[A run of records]
•••

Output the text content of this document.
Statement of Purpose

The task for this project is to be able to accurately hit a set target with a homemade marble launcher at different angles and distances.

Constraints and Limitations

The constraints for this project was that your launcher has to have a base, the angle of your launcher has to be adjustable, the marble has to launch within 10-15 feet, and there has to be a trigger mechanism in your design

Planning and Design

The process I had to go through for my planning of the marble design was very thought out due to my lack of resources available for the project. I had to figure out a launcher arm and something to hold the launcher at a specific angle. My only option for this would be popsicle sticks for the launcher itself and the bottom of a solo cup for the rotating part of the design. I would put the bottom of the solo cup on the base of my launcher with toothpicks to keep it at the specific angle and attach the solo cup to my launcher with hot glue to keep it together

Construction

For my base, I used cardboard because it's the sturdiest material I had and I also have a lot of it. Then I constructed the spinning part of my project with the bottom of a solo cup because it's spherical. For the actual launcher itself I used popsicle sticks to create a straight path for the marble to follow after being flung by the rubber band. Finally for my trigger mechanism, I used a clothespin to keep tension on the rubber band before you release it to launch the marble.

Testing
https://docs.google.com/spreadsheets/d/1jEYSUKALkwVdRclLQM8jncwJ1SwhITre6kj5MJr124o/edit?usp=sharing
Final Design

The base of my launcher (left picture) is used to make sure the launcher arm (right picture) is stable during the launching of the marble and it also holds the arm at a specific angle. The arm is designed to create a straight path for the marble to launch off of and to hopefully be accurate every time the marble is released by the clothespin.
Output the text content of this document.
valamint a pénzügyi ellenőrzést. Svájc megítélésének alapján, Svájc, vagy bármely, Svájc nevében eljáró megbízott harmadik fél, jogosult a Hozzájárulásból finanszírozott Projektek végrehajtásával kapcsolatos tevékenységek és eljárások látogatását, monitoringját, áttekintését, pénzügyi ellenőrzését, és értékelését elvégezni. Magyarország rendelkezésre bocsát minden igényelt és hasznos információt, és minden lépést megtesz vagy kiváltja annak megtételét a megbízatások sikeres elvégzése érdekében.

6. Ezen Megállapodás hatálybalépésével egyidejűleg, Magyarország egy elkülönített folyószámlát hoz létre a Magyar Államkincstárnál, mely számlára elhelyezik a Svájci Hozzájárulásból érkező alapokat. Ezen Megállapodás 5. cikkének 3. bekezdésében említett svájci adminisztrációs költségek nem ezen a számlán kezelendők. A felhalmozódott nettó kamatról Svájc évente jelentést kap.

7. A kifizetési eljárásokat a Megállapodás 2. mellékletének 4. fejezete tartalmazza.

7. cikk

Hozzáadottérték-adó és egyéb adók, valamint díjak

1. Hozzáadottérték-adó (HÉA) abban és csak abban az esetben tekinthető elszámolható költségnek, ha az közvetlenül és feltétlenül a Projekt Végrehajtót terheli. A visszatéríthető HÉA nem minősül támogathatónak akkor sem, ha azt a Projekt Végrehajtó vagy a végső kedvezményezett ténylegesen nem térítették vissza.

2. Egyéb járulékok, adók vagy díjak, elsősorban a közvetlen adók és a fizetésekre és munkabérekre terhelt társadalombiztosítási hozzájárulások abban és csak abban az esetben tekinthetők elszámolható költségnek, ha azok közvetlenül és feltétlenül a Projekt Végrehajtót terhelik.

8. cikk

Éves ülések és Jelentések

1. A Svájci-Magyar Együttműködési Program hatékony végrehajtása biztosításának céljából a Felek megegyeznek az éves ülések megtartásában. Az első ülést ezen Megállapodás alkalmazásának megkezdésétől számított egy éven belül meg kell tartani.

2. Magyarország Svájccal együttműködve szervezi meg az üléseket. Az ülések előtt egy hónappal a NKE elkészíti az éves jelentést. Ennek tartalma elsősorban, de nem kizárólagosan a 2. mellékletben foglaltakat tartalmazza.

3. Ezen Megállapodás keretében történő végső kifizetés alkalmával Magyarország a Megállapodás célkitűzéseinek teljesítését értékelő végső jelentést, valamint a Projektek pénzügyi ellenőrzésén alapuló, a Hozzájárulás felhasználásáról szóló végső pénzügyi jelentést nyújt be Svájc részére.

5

•••

Write the material out exactly, with nothing left out.

Task answer:
Output the text content of this document.
Statement of Purpose

The task for this project is to be able to accurately hit a set target with a homemade marble launcher at different angles and distances.

Constraints and Limitations

The constraints for this project was that your launcher has to have a base, the angle of your launcher has to be adjustable, the marble has to launch within 10-15 feet, and there has to be a trigger mechanism in your design

Planning and Design

The process I had to go through for my planning of the marble design was very thought out due to my lack of resources available for the project. I had to figure out a launcher arm and something to hold the launcher at a specific angle. My only option for this would be popsicle sticks for the launcher itself and the bottom of a solo cup for the rotating part of the design. I would put the bottom of the solo cup on the base of my launcher with toothpicks to keep it at the specific angle and attach the solo cup to my launcher with hot glue to keep it together

Construction

For my base, I used cardboard because it's the sturdiest material I had and I also have a lot of it. Then I constructed the spinning part of my project with the bottom of a solo cup because it's spherical. For the actual launcher itself I used popsicle sticks to create a straight path for the marble to follow after being flung by the rubber band. Finally for my trigger mechanism, I used a clothespin to keep tension on the rubber band before you release it to launch the marble.

Testing
https://docs.google.com/spreadsheets/d/1jEYSUKALkwVdRclLQM8jncwJ1SwhITre6kj5MJr124o/edit?usp=sharing
Final Design

The base of my launcher (left picture) is used to make sure the launcher arm (right picture) is stable during the launching of the marble and it also holds the arm at a specific angle. The arm is designed to create a straight path for the marble to launch off of and to hopefully be accurate every time the marble is released by the clothespin.
Output the text content of this document.
valamint a pénzügyi ellenőrzést. Svájc megítélésének alapján, Svájc, vagy bármely, Svájc nevében eljáró megbízott harmadik fél, jogosult a Hozzájárulásból finanszírozott Projektek végrehajtásával kapcsolatos tevékenységek és eljárások látogatását, monitoringját, áttekintését, pénzügyi ellenőrzését, és értékelését elvégezni. Magyarország rendelkezésre bocsát minden igényelt és hasznos információt, és minden lépést megtesz vagy kiváltja annak megtételét a megbízatások sikeres elvégzése érdekében.

6. Ezen Megállapodás hatálybalépésével egyidejűleg, Magyarország egy elkülönített folyószámlát hoz létre a Magyar Államkincstárnál, mely számlára elhelyezik a Svájci Hozzájárulásból érkező alapokat. Ezen Megállapodás 5. cikkének 3. bekezdésében említett svájci adminisztrációs költségek nem ezen a számlán kezelendők. A felhalmozódott nettó kamatról Svájc évente jelentést kap.

7. A kifizetési eljárásokat a Megállapodás 2. mellékletének 4. fejezete tartalmazza.

7. cikk

Hozzáadottérték-adó és egyéb adók, valamint díjak

1. Hozzáadottérték-adó (HÉA) abban és csak abban az esetben tekinthető elszámolható költségnek, ha az közvetlenül és feltétlenül a Projekt Végrehajtót terheli. A visszatéríthető HÉA nem minősül támogathatónak akkor sem, ha azt a Projekt Végrehajtó vagy a végső kedvezményezett ténylegesen nem térítették vissza.

2. Egyéb járulékok, adók vagy díjak, elsősorban a közvetlen adók és a fizetésekre és munkabérekre terhelt társadalombiztosítási hozzájárulások abban és csak abban az esetben tekinthetők elszámolható költségnek, ha azok közvetlenül és feltétlenül a Projekt Végrehajtót terhelik.

8. cikk

Éves ülések és Jelentések

1. A Svájci-Magyar Együttműködési Program hatékony végrehajtása biztosításának céljából a Felek megegyeznek az éves ülések megtartásában. Az első ülést ezen Megállapodás alkalmazásának megkezdésétől számított egy éven belül meg kell tartani.

2. Magyarország Svájccal együttműködve szervezi meg az üléseket. Az ülések előtt egy hónappal a NKE elkészíti az éves jelentést. Ennek tartalma elsősorban, de nem kizárólagosan a 2. mellékletben foglaltakat tartalmazza.

3. Ezen Megállapodás keretében történő végső kifizetés alkalmával Magyarország a Megállapodás célkitűzéseinek teljesítését értékelő végső jelentést, valamint a Projektek pénzügyi ellenőrzésén alapuló, a Hozzájárulás felhasználásáról szóló végső pénzügyi jelentést nyújt be Svájc részére.

5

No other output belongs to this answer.